(Entries shown)

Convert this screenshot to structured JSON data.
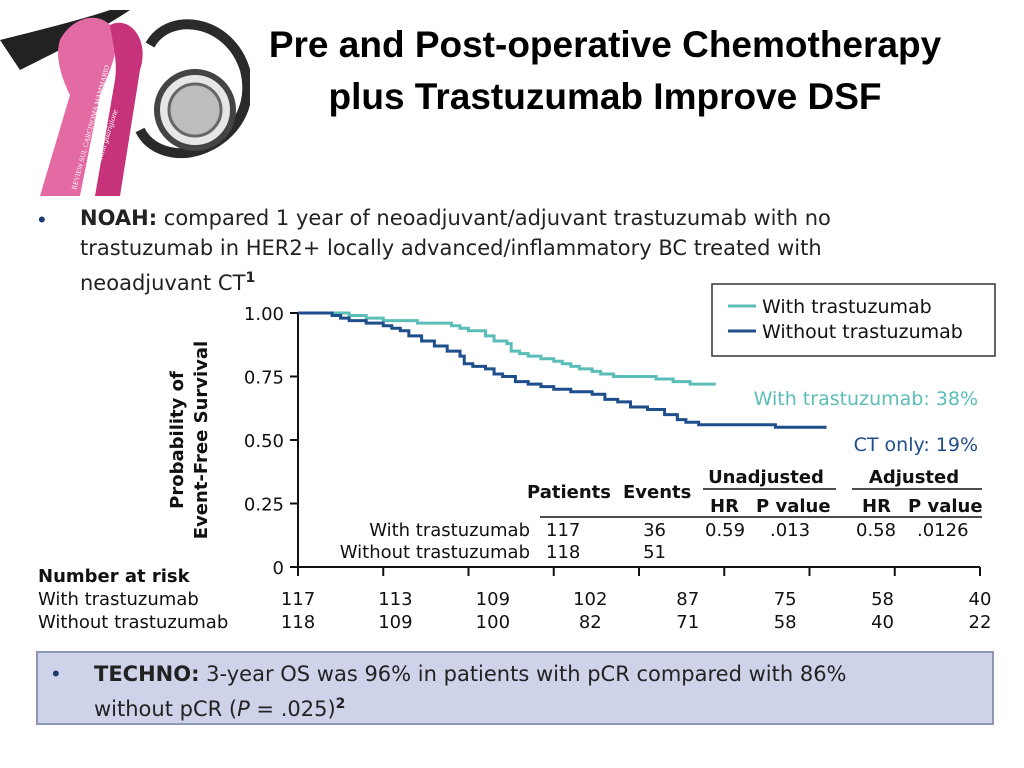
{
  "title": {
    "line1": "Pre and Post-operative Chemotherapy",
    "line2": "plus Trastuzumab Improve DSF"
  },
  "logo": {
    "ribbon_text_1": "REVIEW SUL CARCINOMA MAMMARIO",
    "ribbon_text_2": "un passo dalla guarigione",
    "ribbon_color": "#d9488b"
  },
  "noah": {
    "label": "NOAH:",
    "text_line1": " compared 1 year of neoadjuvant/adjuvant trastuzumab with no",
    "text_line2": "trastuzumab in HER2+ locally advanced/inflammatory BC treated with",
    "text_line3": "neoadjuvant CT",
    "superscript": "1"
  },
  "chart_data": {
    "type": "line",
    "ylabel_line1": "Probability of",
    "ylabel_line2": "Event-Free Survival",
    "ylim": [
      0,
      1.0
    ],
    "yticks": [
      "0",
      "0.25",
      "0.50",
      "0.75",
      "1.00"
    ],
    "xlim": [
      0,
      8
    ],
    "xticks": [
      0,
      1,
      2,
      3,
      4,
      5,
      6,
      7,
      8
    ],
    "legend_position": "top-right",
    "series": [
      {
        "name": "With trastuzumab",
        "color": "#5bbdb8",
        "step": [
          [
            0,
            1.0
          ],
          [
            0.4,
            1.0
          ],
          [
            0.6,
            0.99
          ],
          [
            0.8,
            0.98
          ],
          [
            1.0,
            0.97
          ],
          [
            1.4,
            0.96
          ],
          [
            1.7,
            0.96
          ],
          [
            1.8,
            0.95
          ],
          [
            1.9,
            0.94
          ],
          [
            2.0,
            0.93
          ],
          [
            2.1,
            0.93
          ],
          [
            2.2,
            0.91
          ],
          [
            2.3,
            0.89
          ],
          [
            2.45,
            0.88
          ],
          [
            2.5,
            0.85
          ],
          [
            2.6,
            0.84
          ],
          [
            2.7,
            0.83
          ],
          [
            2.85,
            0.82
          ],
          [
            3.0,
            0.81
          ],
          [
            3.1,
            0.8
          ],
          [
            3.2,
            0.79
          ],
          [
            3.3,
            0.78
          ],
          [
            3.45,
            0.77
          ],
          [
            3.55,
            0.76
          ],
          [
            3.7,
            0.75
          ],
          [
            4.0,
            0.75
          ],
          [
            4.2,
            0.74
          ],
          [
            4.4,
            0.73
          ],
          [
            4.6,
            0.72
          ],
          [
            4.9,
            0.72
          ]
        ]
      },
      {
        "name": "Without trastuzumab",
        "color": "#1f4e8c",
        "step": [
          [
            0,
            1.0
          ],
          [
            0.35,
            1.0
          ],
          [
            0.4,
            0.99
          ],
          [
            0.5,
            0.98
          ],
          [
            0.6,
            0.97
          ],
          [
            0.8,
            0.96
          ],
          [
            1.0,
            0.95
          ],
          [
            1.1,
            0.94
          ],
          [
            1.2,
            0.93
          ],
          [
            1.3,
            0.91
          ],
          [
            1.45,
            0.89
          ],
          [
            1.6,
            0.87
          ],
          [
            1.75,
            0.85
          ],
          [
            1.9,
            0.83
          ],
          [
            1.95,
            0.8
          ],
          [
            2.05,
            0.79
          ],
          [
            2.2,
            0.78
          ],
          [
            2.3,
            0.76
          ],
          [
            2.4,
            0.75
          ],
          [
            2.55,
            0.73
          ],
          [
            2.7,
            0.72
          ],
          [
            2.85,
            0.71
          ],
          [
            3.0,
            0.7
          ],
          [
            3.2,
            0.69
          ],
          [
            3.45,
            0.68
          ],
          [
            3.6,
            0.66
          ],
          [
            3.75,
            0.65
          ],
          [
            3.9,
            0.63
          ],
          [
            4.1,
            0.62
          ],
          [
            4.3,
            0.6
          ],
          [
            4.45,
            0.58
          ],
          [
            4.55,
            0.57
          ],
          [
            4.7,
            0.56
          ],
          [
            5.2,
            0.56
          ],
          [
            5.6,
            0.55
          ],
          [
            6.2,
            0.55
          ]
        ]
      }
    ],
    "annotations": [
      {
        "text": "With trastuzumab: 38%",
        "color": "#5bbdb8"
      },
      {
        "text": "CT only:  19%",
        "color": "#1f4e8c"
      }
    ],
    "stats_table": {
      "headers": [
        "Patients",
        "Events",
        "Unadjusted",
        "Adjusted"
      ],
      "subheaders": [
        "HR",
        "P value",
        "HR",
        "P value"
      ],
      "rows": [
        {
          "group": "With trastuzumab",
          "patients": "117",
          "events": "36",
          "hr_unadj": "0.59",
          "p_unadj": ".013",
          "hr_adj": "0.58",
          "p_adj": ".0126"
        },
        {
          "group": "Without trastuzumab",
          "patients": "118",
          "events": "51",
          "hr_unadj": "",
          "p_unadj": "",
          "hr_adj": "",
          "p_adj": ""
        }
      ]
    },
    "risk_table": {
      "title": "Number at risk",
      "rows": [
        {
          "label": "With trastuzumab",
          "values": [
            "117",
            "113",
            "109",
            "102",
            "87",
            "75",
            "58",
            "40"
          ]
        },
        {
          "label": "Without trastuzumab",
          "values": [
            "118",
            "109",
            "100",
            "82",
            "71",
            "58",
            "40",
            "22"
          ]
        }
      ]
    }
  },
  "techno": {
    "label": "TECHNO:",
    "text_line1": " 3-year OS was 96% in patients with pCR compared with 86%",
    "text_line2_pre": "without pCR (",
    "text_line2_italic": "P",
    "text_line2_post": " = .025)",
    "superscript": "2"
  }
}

(End Entries shown)

The records above are to be repeated word for word, with the pictures omitted.

Convert this screenshot to structured JSON data.
{
  "title": {
    "line1": "Pre and Post-operative Chemotherapy",
    "line2": "plus Trastuzumab Improve DSF"
  },
  "logo": {
    "ribbon_text_1": "REVIEW SUL CARCINOMA MAMMARIO",
    "ribbon_text_2": "un passo dalla guarigione",
    "ribbon_color": "#d9488b"
  },
  "noah": {
    "label": "NOAH:",
    "text_line1": " compared 1 year of neoadjuvant/adjuvant trastuzumab with no",
    "text_line2": "trastuzumab in HER2+ locally advanced/inflammatory BC treated with",
    "text_line3": "neoadjuvant CT",
    "superscript": "1"
  },
  "chart_data": {
    "type": "line",
    "ylabel_line1": "Probability of",
    "ylabel_line2": "Event-Free Survival",
    "ylim": [
      0,
      1.0
    ],
    "yticks": [
      "0",
      "0.25",
      "0.50",
      "0.75",
      "1.00"
    ],
    "xlim": [
      0,
      8
    ],
    "xticks": [
      0,
      1,
      2,
      3,
      4,
      5,
      6,
      7,
      8
    ],
    "legend_position": "top-right",
    "series": [
      {
        "name": "With trastuzumab",
        "color": "#5bbdb8",
        "step": [
          [
            0,
            1.0
          ],
          [
            0.4,
            1.0
          ],
          [
            0.6,
            0.99
          ],
          [
            0.8,
            0.98
          ],
          [
            1.0,
            0.97
          ],
          [
            1.4,
            0.96
          ],
          [
            1.7,
            0.96
          ],
          [
            1.8,
            0.95
          ],
          [
            1.9,
            0.94
          ],
          [
            2.0,
            0.93
          ],
          [
            2.1,
            0.93
          ],
          [
            2.2,
            0.91
          ],
          [
            2.3,
            0.89
          ],
          [
            2.45,
            0.88
          ],
          [
            2.5,
            0.85
          ],
          [
            2.6,
            0.84
          ],
          [
            2.7,
            0.83
          ],
          [
            2.85,
            0.82
          ],
          [
            3.0,
            0.81
          ],
          [
            3.1,
            0.8
          ],
          [
            3.2,
            0.79
          ],
          [
            3.3,
            0.78
          ],
          [
            3.45,
            0.77
          ],
          [
            3.55,
            0.76
          ],
          [
            3.7,
            0.75
          ],
          [
            4.0,
            0.75
          ],
          [
            4.2,
            0.74
          ],
          [
            4.4,
            0.73
          ],
          [
            4.6,
            0.72
          ],
          [
            4.9,
            0.72
          ]
        ]
      },
      {
        "name": "Without trastuzumab",
        "color": "#1f4e8c",
        "step": [
          [
            0,
            1.0
          ],
          [
            0.35,
            1.0
          ],
          [
            0.4,
            0.99
          ],
          [
            0.5,
            0.98
          ],
          [
            0.6,
            0.97
          ],
          [
            0.8,
            0.96
          ],
          [
            1.0,
            0.95
          ],
          [
            1.1,
            0.94
          ],
          [
            1.2,
            0.93
          ],
          [
            1.3,
            0.91
          ],
          [
            1.45,
            0.89
          ],
          [
            1.6,
            0.87
          ],
          [
            1.75,
            0.85
          ],
          [
            1.9,
            0.83
          ],
          [
            1.95,
            0.8
          ],
          [
            2.05,
            0.79
          ],
          [
            2.2,
            0.78
          ],
          [
            2.3,
            0.76
          ],
          [
            2.4,
            0.75
          ],
          [
            2.55,
            0.73
          ],
          [
            2.7,
            0.72
          ],
          [
            2.85,
            0.71
          ],
          [
            3.0,
            0.7
          ],
          [
            3.2,
            0.69
          ],
          [
            3.45,
            0.68
          ],
          [
            3.6,
            0.66
          ],
          [
            3.75,
            0.65
          ],
          [
            3.9,
            0.63
          ],
          [
            4.1,
            0.62
          ],
          [
            4.3,
            0.6
          ],
          [
            4.45,
            0.58
          ],
          [
            4.55,
            0.57
          ],
          [
            4.7,
            0.56
          ],
          [
            5.2,
            0.56
          ],
          [
            5.6,
            0.55
          ],
          [
            6.2,
            0.55
          ]
        ]
      }
    ],
    "annotations": [
      {
        "text": "With trastuzumab: 38%",
        "color": "#5bbdb8"
      },
      {
        "text": "CT only:  19%",
        "color": "#1f4e8c"
      }
    ],
    "stats_table": {
      "headers": [
        "Patients",
        "Events",
        "Unadjusted",
        "Adjusted"
      ],
      "subheaders": [
        "HR",
        "P value",
        "HR",
        "P value"
      ],
      "rows": [
        {
          "group": "With trastuzumab",
          "patients": "117",
          "events": "36",
          "hr_unadj": "0.59",
          "p_unadj": ".013",
          "hr_adj": "0.58",
          "p_adj": ".0126"
        },
        {
          "group": "Without trastuzumab",
          "patients": "118",
          "events": "51",
          "hr_unadj": "",
          "p_unadj": "",
          "hr_adj": "",
          "p_adj": ""
        }
      ]
    },
    "risk_table": {
      "title": "Number at risk",
      "rows": [
        {
          "label": "With trastuzumab",
          "values": [
            "117",
            "113",
            "109",
            "102",
            "87",
            "75",
            "58",
            "40"
          ]
        },
        {
          "label": "Without trastuzumab",
          "values": [
            "118",
            "109",
            "100",
            "82",
            "71",
            "58",
            "40",
            "22"
          ]
        }
      ]
    }
  },
  "techno": {
    "label": "TECHNO:",
    "text_line1": " 3-year OS was 96% in patients with pCR compared with 86%",
    "text_line2_pre": "without pCR (",
    "text_line2_italic": "P",
    "text_line2_post": " = .025)",
    "superscript": "2"
  }
}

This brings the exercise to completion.